Stored data
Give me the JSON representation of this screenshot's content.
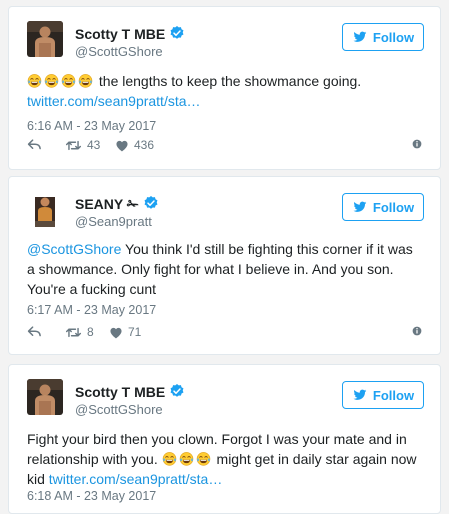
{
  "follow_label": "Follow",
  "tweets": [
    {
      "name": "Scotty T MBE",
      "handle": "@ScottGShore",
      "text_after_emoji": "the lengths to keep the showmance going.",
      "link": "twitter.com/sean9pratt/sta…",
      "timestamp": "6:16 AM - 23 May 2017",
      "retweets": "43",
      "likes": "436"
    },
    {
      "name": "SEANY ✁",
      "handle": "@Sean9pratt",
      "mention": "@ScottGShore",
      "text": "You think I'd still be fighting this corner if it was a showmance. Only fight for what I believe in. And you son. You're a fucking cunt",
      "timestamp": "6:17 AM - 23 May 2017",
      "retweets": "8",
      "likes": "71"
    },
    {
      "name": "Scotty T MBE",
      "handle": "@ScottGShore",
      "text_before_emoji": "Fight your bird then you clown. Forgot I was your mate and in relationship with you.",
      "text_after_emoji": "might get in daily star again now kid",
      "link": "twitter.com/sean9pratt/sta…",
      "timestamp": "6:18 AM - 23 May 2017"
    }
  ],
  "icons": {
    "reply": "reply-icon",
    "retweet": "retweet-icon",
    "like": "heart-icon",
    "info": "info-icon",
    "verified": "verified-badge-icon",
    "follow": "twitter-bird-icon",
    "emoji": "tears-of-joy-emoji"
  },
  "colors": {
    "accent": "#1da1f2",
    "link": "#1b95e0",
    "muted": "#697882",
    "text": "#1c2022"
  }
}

## Problem details
Repeat all of the entries word for word, but omit the pictures.

## Finished task
Give me the JSON representation of this screenshot's content.
{
  "follow_label": "Follow",
  "tweets": [
    {
      "name": "Scotty T MBE",
      "handle": "@ScottGShore",
      "text_after_emoji": "the lengths to keep the showmance going.",
      "link": "twitter.com/sean9pratt/sta…",
      "timestamp": "6:16 AM - 23 May 2017",
      "retweets": "43",
      "likes": "436"
    },
    {
      "name": "SEANY ✁",
      "handle": "@Sean9pratt",
      "mention": "@ScottGShore",
      "text": "You think I'd still be fighting this corner if it was a showmance. Only fight for what I believe in. And you son. You're a fucking cunt",
      "timestamp": "6:17 AM - 23 May 2017",
      "retweets": "8",
      "likes": "71"
    },
    {
      "name": "Scotty T MBE",
      "handle": "@ScottGShore",
      "text_before_emoji": "Fight your bird then you clown. Forgot I was your mate and in relationship with you.",
      "text_after_emoji": "might get in daily star again now kid",
      "link": "twitter.com/sean9pratt/sta…",
      "timestamp": "6:18 AM - 23 May 2017"
    }
  ],
  "icons": {
    "reply": "reply-icon",
    "retweet": "retweet-icon",
    "like": "heart-icon",
    "info": "info-icon",
    "verified": "verified-badge-icon",
    "follow": "twitter-bird-icon",
    "emoji": "tears-of-joy-emoji"
  },
  "colors": {
    "accent": "#1da1f2",
    "link": "#1b95e0",
    "muted": "#697882",
    "text": "#1c2022"
  }
}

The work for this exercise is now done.